GIVEN INSTRUCTION >> Copy all of the material below exactly.

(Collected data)
-*-*-

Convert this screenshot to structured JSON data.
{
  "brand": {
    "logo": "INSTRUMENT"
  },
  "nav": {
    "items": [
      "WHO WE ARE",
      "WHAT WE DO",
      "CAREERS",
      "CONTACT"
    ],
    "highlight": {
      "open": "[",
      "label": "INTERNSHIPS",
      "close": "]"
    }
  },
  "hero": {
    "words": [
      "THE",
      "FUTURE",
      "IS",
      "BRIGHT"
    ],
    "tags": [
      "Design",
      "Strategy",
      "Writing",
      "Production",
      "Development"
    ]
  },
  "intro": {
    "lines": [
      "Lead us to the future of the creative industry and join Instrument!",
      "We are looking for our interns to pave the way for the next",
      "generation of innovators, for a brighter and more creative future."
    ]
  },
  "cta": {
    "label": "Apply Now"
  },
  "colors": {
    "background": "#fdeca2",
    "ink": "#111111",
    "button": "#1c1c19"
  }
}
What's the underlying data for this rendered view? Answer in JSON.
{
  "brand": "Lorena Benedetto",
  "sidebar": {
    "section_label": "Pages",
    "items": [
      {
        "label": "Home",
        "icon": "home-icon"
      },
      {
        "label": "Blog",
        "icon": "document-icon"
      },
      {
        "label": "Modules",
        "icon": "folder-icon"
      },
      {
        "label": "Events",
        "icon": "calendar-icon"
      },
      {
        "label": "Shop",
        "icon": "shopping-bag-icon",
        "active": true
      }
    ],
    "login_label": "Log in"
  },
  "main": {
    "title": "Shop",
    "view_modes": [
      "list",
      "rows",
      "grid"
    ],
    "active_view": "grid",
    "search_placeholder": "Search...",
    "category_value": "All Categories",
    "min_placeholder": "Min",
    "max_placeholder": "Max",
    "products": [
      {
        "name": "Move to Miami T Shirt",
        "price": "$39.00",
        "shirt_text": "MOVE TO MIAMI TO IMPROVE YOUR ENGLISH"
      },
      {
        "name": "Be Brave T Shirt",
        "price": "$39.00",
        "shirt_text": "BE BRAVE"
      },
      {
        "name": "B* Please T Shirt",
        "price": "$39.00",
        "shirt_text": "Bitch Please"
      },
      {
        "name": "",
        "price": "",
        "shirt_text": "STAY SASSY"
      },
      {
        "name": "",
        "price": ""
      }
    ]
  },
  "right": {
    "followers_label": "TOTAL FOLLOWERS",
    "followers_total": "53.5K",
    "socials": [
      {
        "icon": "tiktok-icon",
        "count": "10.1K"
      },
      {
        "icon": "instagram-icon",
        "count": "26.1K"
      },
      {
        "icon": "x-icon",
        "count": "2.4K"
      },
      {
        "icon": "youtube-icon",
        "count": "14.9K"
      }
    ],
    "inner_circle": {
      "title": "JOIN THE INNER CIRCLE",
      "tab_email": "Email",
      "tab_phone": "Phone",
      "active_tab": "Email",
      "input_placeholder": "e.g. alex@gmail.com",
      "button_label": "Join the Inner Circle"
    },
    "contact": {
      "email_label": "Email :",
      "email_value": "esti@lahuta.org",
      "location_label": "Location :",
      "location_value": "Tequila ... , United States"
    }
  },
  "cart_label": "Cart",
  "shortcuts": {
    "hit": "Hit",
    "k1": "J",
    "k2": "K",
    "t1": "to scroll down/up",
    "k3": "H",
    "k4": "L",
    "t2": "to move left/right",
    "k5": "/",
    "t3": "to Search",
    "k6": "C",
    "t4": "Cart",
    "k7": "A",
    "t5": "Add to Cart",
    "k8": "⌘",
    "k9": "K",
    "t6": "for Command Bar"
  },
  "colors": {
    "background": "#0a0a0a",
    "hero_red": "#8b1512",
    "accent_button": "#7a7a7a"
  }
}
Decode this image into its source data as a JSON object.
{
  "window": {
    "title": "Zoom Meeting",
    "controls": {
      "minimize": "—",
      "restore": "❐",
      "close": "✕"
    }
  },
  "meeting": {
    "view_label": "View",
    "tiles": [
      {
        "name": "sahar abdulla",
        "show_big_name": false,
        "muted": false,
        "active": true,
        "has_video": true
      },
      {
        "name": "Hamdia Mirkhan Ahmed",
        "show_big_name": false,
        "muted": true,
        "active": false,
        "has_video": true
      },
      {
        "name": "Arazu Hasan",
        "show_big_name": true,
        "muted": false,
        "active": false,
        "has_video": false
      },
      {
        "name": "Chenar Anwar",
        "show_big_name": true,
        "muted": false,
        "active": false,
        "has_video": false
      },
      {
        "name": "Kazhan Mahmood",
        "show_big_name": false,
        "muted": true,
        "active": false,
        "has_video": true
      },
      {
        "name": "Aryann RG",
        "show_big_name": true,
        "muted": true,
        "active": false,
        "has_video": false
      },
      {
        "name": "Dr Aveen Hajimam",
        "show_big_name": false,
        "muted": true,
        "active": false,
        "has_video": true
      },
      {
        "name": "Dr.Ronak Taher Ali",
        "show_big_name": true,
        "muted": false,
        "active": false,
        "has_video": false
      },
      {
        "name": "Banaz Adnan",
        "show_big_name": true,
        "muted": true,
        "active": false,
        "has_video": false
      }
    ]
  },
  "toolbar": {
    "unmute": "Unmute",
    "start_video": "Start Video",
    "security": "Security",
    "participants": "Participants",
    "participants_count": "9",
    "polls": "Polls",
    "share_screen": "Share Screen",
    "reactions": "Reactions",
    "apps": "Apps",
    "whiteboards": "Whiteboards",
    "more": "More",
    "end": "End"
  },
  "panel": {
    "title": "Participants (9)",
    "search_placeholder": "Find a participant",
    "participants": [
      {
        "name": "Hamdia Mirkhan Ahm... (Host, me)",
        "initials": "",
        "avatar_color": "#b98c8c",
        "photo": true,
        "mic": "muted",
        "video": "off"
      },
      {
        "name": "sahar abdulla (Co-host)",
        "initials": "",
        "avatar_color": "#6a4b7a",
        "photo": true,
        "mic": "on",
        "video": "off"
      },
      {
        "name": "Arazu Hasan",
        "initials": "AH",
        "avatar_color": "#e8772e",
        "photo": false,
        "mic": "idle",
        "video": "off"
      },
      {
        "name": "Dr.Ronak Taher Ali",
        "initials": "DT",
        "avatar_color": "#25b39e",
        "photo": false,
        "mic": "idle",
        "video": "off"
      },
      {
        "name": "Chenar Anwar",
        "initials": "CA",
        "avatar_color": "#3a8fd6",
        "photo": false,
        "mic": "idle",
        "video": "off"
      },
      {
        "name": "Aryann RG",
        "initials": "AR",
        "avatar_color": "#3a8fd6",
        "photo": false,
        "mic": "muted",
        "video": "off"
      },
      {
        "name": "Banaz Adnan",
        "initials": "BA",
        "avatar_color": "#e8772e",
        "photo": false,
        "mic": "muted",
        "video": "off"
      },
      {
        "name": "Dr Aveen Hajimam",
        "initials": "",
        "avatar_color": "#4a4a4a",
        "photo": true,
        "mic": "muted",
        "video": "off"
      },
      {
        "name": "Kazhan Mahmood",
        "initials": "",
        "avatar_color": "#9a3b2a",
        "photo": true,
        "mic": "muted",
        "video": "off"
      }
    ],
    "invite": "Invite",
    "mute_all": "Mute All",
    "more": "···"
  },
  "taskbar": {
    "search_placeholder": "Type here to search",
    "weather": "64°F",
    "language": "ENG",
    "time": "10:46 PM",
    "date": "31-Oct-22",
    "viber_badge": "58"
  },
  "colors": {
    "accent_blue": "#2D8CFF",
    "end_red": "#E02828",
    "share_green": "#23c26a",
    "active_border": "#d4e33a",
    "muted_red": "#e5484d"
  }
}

-*-*-

RESPONSE TO THE TASK >>
Convert this screenshot to structured JSON data.
{
  "brand": {
    "logo": "INSTRUMENT"
  },
  "nav": {
    "items": [
      "WHO WE ARE",
      "WHAT WE DO",
      "CAREERS",
      "CONTACT"
    ],
    "highlight": {
      "open": "[",
      "label": "INTERNSHIPS",
      "close": "]"
    }
  },
  "hero": {
    "words": [
      "THE",
      "FUTURE",
      "IS",
      "BRIGHT"
    ],
    "tags": [
      "Design",
      "Strategy",
      "Writing",
      "Production",
      "Development"
    ]
  },
  "intro": {
    "lines": [
      "Lead us to the future of the creative industry and join Instrument!",
      "We are looking for our interns to pave the way for the next",
      "generation of innovators, for a brighter and more creative future."
    ]
  },
  "cta": {
    "label": "Apply Now"
  },
  "colors": {
    "background": "#fdeca2",
    "ink": "#111111",
    "button": "#1c1c19"
  }
}
What's the underlying data for this rendered view? Answer in JSON.
{
  "brand": "Lorena Benedetto",
  "sidebar": {
    "section_label": "Pages",
    "items": [
      {
        "label": "Home",
        "icon": "home-icon"
      },
      {
        "label": "Blog",
        "icon": "document-icon"
      },
      {
        "label": "Modules",
        "icon": "folder-icon"
      },
      {
        "label": "Events",
        "icon": "calendar-icon"
      },
      {
        "label": "Shop",
        "icon": "shopping-bag-icon",
        "active": true
      }
    ],
    "login_label": "Log in"
  },
  "main": {
    "title": "Shop",
    "view_modes": [
      "list",
      "rows",
      "grid"
    ],
    "active_view": "grid",
    "search_placeholder": "Search...",
    "category_value": "All Categories",
    "min_placeholder": "Min",
    "max_placeholder": "Max",
    "products": [
      {
        "name": "Move to Miami T Shirt",
        "price": "$39.00",
        "shirt_text": "MOVE TO MIAMI TO IMPROVE YOUR ENGLISH"
      },
      {
        "name": "Be Brave T Shirt",
        "price": "$39.00",
        "shirt_text": "BE BRAVE"
      },
      {
        "name": "B* Please T Shirt",
        "price": "$39.00",
        "shirt_text": "Bitch Please"
      },
      {
        "name": "",
        "price": "",
        "shirt_text": "STAY SASSY"
      },
      {
        "name": "",
        "price": ""
      }
    ]
  },
  "right": {
    "followers_label": "TOTAL FOLLOWERS",
    "followers_total": "53.5K",
    "socials": [
      {
        "icon": "tiktok-icon",
        "count": "10.1K"
      },
      {
        "icon": "instagram-icon",
        "count": "26.1K"
      },
      {
        "icon": "x-icon",
        "count": "2.4K"
      },
      {
        "icon": "youtube-icon",
        "count": "14.9K"
      }
    ],
    "inner_circle": {
      "title": "JOIN THE INNER CIRCLE",
      "tab_email": "Email",
      "tab_phone": "Phone",
      "active_tab": "Email",
      "input_placeholder": "e.g. alex@gmail.com",
      "button_label": "Join the Inner Circle"
    },
    "contact": {
      "email_label": "Email :",
      "email_value": "esti@lahuta.org",
      "location_label": "Location :",
      "location_value": "Tequila ... , United States"
    }
  },
  "cart_label": "Cart",
  "shortcuts": {
    "hit": "Hit",
    "k1": "J",
    "k2": "K",
    "t1": "to scroll down/up",
    "k3": "H",
    "k4": "L",
    "t2": "to move left/right",
    "k5": "/",
    "t3": "to Search",
    "k6": "C",
    "t4": "Cart",
    "k7": "A",
    "t5": "Add to Cart",
    "k8": "⌘",
    "k9": "K",
    "t6": "for Command Bar"
  },
  "colors": {
    "background": "#0a0a0a",
    "hero_red": "#8b1512",
    "accent_button": "#7a7a7a"
  }
}
Decode this image into its source data as a JSON object.
{
  "window": {
    "title": "Zoom Meeting",
    "controls": {
      "minimize": "—",
      "restore": "❐",
      "close": "✕"
    }
  },
  "meeting": {
    "view_label": "View",
    "tiles": [
      {
        "name": "sahar abdulla",
        "show_big_name": false,
        "muted": false,
        "active": true,
        "has_video": true
      },
      {
        "name": "Hamdia Mirkhan Ahmed",
        "show_big_name": false,
        "muted": true,
        "active": false,
        "has_video": true
      },
      {
        "name": "Arazu Hasan",
        "show_big_name": true,
        "muted": false,
        "active": false,
        "has_video": false
      },
      {
        "name": "Chenar Anwar",
        "show_big_name": true,
        "muted": false,
        "active": false,
        "has_video": false
      },
      {
        "name": "Kazhan Mahmood",
        "show_big_name": false,
        "muted": true,
        "active": false,
        "has_video": true
      },
      {
        "name": "Aryann RG",
        "show_big_name": true,
        "muted": true,
        "active": false,
        "has_video": false
      },
      {
        "name": "Dr Aveen Hajimam",
        "show_big_name": false,
        "muted": true,
        "active": false,
        "has_video": true
      },
      {
        "name": "Dr.Ronak Taher Ali",
        "show_big_name": true,
        "muted": false,
        "active": false,
        "has_video": false
      },
      {
        "name": "Banaz Adnan",
        "show_big_name": true,
        "muted": true,
        "active": false,
        "has_video": false
      }
    ]
  },
  "toolbar": {
    "unmute": "Unmute",
    "start_video": "Start Video",
    "security": "Security",
    "participants": "Participants",
    "participants_count": "9",
    "polls": "Polls",
    "share_screen": "Share Screen",
    "reactions": "Reactions",
    "apps": "Apps",
    "whiteboards": "Whiteboards",
    "more": "More",
    "end": "End"
  },
  "panel": {
    "title": "Participants (9)",
    "search_placeholder": "Find a participant",
    "participants": [
      {
        "name": "Hamdia Mirkhan Ahm... (Host, me)",
        "initials": "",
        "avatar_color": "#b98c8c",
        "photo": true,
        "mic": "muted",
        "video": "off"
      },
      {
        "name": "sahar abdulla (Co-host)",
        "initials": "",
        "avatar_color": "#6a4b7a",
        "photo": true,
        "mic": "on",
        "video": "off"
      },
      {
        "name": "Arazu Hasan",
        "initials": "AH",
        "avatar_color": "#e8772e",
        "photo": false,
        "mic": "idle",
        "video": "off"
      },
      {
        "name": "Dr.Ronak Taher Ali",
        "initials": "DT",
        "avatar_color": "#25b39e",
        "photo": false,
        "mic": "idle",
        "video": "off"
      },
      {
        "name": "Chenar Anwar",
        "initials": "CA",
        "avatar_color": "#3a8fd6",
        "photo": false,
        "mic": "idle",
        "video": "off"
      },
      {
        "name": "Aryann RG",
        "initials": "AR",
        "avatar_color": "#3a8fd6",
        "photo": false,
        "mic": "muted",
        "video": "off"
      },
      {
        "name": "Banaz Adnan",
        "initials": "BA",
        "avatar_color": "#e8772e",
        "photo": false,
        "mic": "muted",
        "video": "off"
      },
      {
        "name": "Dr Aveen Hajimam",
        "initials": "",
        "avatar_color": "#4a4a4a",
        "photo": true,
        "mic": "muted",
        "video": "off"
      },
      {
        "name": "Kazhan Mahmood",
        "initials": "",
        "avatar_color": "#9a3b2a",
        "photo": true,
        "mic": "muted",
        "video": "off"
      }
    ],
    "invite": "Invite",
    "mute_all": "Mute All",
    "more": "···"
  },
  "taskbar": {
    "search_placeholder": "Type here to search",
    "weather": "64°F",
    "language": "ENG",
    "time": "10:46 PM",
    "date": "31-Oct-22",
    "viber_badge": "58"
  },
  "colors": {
    "accent_blue": "#2D8CFF",
    "end_red": "#E02828",
    "share_green": "#23c26a",
    "active_border": "#d4e33a",
    "muted_red": "#e5484d"
  }
}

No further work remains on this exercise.